_DATASET ENTRIES_:

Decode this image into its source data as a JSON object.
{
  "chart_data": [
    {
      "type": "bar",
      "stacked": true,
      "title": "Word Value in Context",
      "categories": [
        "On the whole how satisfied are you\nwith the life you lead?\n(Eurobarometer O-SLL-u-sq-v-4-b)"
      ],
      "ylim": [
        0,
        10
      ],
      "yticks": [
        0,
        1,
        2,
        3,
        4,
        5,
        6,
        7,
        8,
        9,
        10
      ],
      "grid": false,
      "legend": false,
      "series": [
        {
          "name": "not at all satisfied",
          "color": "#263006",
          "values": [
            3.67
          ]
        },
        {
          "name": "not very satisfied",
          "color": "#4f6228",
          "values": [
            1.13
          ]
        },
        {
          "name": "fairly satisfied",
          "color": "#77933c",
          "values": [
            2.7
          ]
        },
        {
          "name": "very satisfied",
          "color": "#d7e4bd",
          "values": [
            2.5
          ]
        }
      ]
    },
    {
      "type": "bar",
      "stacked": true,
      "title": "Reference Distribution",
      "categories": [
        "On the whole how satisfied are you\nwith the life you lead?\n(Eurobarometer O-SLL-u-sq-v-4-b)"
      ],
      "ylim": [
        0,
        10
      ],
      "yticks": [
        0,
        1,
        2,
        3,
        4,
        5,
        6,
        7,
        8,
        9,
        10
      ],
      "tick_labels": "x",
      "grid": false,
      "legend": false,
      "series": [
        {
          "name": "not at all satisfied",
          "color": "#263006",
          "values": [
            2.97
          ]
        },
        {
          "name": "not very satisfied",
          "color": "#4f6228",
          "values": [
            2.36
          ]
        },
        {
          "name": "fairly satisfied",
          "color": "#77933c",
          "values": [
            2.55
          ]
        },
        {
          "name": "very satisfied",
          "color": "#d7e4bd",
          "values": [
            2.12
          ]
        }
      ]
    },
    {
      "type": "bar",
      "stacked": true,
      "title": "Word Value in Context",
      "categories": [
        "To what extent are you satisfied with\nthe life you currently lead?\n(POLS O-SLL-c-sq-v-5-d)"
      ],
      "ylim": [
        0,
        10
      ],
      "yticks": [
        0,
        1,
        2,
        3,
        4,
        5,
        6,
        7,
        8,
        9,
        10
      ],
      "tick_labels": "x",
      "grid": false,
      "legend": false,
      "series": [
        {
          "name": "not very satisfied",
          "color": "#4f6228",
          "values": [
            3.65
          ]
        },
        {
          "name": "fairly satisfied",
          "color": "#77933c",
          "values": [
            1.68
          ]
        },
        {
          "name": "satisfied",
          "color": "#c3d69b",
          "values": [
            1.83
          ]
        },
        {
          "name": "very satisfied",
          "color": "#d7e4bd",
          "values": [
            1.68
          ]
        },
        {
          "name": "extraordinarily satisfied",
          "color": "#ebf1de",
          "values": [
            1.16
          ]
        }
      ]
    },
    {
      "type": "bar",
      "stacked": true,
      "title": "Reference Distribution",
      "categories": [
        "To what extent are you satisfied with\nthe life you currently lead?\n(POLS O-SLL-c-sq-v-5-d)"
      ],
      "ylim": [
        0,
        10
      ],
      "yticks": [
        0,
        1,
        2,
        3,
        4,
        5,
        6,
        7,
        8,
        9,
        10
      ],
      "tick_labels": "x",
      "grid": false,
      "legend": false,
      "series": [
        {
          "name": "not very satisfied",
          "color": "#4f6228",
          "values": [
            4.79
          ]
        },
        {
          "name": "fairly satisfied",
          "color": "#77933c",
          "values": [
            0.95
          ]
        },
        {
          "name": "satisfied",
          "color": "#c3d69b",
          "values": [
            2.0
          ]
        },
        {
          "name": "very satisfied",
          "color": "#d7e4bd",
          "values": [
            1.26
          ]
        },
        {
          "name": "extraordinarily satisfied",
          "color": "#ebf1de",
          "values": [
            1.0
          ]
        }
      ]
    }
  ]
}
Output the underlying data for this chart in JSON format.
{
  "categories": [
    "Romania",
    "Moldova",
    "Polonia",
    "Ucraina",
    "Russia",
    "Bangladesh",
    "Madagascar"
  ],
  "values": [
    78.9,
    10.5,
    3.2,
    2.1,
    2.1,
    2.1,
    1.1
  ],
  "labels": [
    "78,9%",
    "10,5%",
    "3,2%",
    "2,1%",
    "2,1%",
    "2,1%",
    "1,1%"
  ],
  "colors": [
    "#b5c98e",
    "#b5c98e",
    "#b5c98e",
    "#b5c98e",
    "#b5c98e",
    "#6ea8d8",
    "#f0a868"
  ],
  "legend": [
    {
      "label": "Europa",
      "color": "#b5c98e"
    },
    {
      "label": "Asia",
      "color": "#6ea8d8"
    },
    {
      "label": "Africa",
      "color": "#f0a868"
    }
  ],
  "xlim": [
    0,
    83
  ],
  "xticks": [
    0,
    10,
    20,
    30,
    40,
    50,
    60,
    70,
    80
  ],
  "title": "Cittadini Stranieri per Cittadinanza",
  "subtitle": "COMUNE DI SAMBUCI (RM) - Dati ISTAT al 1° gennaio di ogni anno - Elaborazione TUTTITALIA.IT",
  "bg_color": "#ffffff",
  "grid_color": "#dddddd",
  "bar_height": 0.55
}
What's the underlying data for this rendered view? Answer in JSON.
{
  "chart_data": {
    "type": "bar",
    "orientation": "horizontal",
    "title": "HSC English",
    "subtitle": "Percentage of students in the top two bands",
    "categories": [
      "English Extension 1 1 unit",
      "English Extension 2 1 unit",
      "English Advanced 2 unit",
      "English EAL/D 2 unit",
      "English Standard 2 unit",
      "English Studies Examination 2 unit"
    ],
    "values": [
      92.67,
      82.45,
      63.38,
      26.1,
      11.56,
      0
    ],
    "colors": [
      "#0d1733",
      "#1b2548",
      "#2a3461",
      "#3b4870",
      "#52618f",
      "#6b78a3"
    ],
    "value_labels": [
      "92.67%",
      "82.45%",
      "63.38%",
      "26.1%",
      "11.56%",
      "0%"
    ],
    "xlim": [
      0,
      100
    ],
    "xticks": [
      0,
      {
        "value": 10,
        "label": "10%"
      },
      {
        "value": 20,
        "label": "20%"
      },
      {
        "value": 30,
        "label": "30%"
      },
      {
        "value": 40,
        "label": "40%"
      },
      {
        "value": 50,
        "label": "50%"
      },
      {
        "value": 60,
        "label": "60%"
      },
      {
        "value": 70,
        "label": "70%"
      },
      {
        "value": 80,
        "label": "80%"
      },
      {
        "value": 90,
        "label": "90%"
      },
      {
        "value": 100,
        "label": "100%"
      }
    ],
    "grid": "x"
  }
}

_REQUIRED TASK_:
Retype all of the material, keeping each line exact.

_EXERCISE OUTPUT_:
Decode this image into its source data as a JSON object.
{
  "chart_data": [
    {
      "type": "bar",
      "stacked": true,
      "title": "Word Value in Context",
      "categories": [
        "On the whole how satisfied are you\nwith the life you lead?\n(Eurobarometer O-SLL-u-sq-v-4-b)"
      ],
      "ylim": [
        0,
        10
      ],
      "yticks": [
        0,
        1,
        2,
        3,
        4,
        5,
        6,
        7,
        8,
        9,
        10
      ],
      "grid": false,
      "legend": false,
      "series": [
        {
          "name": "not at all satisfied",
          "color": "#263006",
          "values": [
            3.67
          ]
        },
        {
          "name": "not very satisfied",
          "color": "#4f6228",
          "values": [
            1.13
          ]
        },
        {
          "name": "fairly satisfied",
          "color": "#77933c",
          "values": [
            2.7
          ]
        },
        {
          "name": "very satisfied",
          "color": "#d7e4bd",
          "values": [
            2.5
          ]
        }
      ]
    },
    {
      "type": "bar",
      "stacked": true,
      "title": "Reference Distribution",
      "categories": [
        "On the whole how satisfied are you\nwith the life you lead?\n(Eurobarometer O-SLL-u-sq-v-4-b)"
      ],
      "ylim": [
        0,
        10
      ],
      "yticks": [
        0,
        1,
        2,
        3,
        4,
        5,
        6,
        7,
        8,
        9,
        10
      ],
      "tick_labels": "x",
      "grid": false,
      "legend": false,
      "series": [
        {
          "name": "not at all satisfied",
          "color": "#263006",
          "values": [
            2.97
          ]
        },
        {
          "name": "not very satisfied",
          "color": "#4f6228",
          "values": [
            2.36
          ]
        },
        {
          "name": "fairly satisfied",
          "color": "#77933c",
          "values": [
            2.55
          ]
        },
        {
          "name": "very satisfied",
          "color": "#d7e4bd",
          "values": [
            2.12
          ]
        }
      ]
    },
    {
      "type": "bar",
      "stacked": true,
      "title": "Word Value in Context",
      "categories": [
        "To what extent are you satisfied with\nthe life you currently lead?\n(POLS O-SLL-c-sq-v-5-d)"
      ],
      "ylim": [
        0,
        10
      ],
      "yticks": [
        0,
        1,
        2,
        3,
        4,
        5,
        6,
        7,
        8,
        9,
        10
      ],
      "tick_labels": "x",
      "grid": false,
      "legend": false,
      "series": [
        {
          "name": "not very satisfied",
          "color": "#4f6228",
          "values": [
            3.65
          ]
        },
        {
          "name": "fairly satisfied",
          "color": "#77933c",
          "values": [
            1.68
          ]
        },
        {
          "name": "satisfied",
          "color": "#c3d69b",
          "values": [
            1.83
          ]
        },
        {
          "name": "very satisfied",
          "color": "#d7e4bd",
          "values": [
            1.68
          ]
        },
        {
          "name": "extraordinarily satisfied",
          "color": "#ebf1de",
          "values": [
            1.16
          ]
        }
      ]
    },
    {
      "type": "bar",
      "stacked": true,
      "title": "Reference Distribution",
      "categories": [
        "To what extent are you satisfied with\nthe life you currently lead?\n(POLS O-SLL-c-sq-v-5-d)"
      ],
      "ylim": [
        0,
        10
      ],
      "yticks": [
        0,
        1,
        2,
        3,
        4,
        5,
        6,
        7,
        8,
        9,
        10
      ],
      "tick_labels": "x",
      "grid": false,
      "legend": false,
      "series": [
        {
          "name": "not very satisfied",
          "color": "#4f6228",
          "values": [
            4.79
          ]
        },
        {
          "name": "fairly satisfied",
          "color": "#77933c",
          "values": [
            0.95
          ]
        },
        {
          "name": "satisfied",
          "color": "#c3d69b",
          "values": [
            2.0
          ]
        },
        {
          "name": "very satisfied",
          "color": "#d7e4bd",
          "values": [
            1.26
          ]
        },
        {
          "name": "extraordinarily satisfied",
          "color": "#ebf1de",
          "values": [
            1.0
          ]
        }
      ]
    }
  ]
}
Output the underlying data for this chart in JSON format.
{
  "categories": [
    "Romania",
    "Moldova",
    "Polonia",
    "Ucraina",
    "Russia",
    "Bangladesh",
    "Madagascar"
  ],
  "values": [
    78.9,
    10.5,
    3.2,
    2.1,
    2.1,
    2.1,
    1.1
  ],
  "labels": [
    "78,9%",
    "10,5%",
    "3,2%",
    "2,1%",
    "2,1%",
    "2,1%",
    "1,1%"
  ],
  "colors": [
    "#b5c98e",
    "#b5c98e",
    "#b5c98e",
    "#b5c98e",
    "#b5c98e",
    "#6ea8d8",
    "#f0a868"
  ],
  "legend": [
    {
      "label": "Europa",
      "color": "#b5c98e"
    },
    {
      "label": "Asia",
      "color": "#6ea8d8"
    },
    {
      "label": "Africa",
      "color": "#f0a868"
    }
  ],
  "xlim": [
    0,
    83
  ],
  "xticks": [
    0,
    10,
    20,
    30,
    40,
    50,
    60,
    70,
    80
  ],
  "title": "Cittadini Stranieri per Cittadinanza",
  "subtitle": "COMUNE DI SAMBUCI (RM) - Dati ISTAT al 1° gennaio di ogni anno - Elaborazione TUTTITALIA.IT",
  "bg_color": "#ffffff",
  "grid_color": "#dddddd",
  "bar_height": 0.55
}
What's the underlying data for this rendered view? Answer in JSON.
{
  "chart_data": {
    "type": "bar",
    "orientation": "horizontal",
    "title": "HSC English",
    "subtitle": "Percentage of students in the top two bands",
    "categories": [
      "English Extension 1 1 unit",
      "English Extension 2 1 unit",
      "English Advanced 2 unit",
      "English EAL/D 2 unit",
      "English Standard 2 unit",
      "English Studies Examination 2 unit"
    ],
    "values": [
      92.67,
      82.45,
      63.38,
      26.1,
      11.56,
      0
    ],
    "colors": [
      "#0d1733",
      "#1b2548",
      "#2a3461",
      "#3b4870",
      "#52618f",
      "#6b78a3"
    ],
    "value_labels": [
      "92.67%",
      "82.45%",
      "63.38%",
      "26.1%",
      "11.56%",
      "0%"
    ],
    "xlim": [
      0,
      100
    ],
    "xticks": [
      0,
      {
        "value": 10,
        "label": "10%"
      },
      {
        "value": 20,
        "label": "20%"
      },
      {
        "value": 30,
        "label": "30%"
      },
      {
        "value": 40,
        "label": "40%"
      },
      {
        "value": 50,
        "label": "50%"
      },
      {
        "value": 60,
        "label": "60%"
      },
      {
        "value": 70,
        "label": "70%"
      },
      {
        "value": 80,
        "label": "80%"
      },
      {
        "value": 90,
        "label": "90%"
      },
      {
        "value": 100,
        "label": "100%"
      }
    ],
    "grid": "x"
  }
}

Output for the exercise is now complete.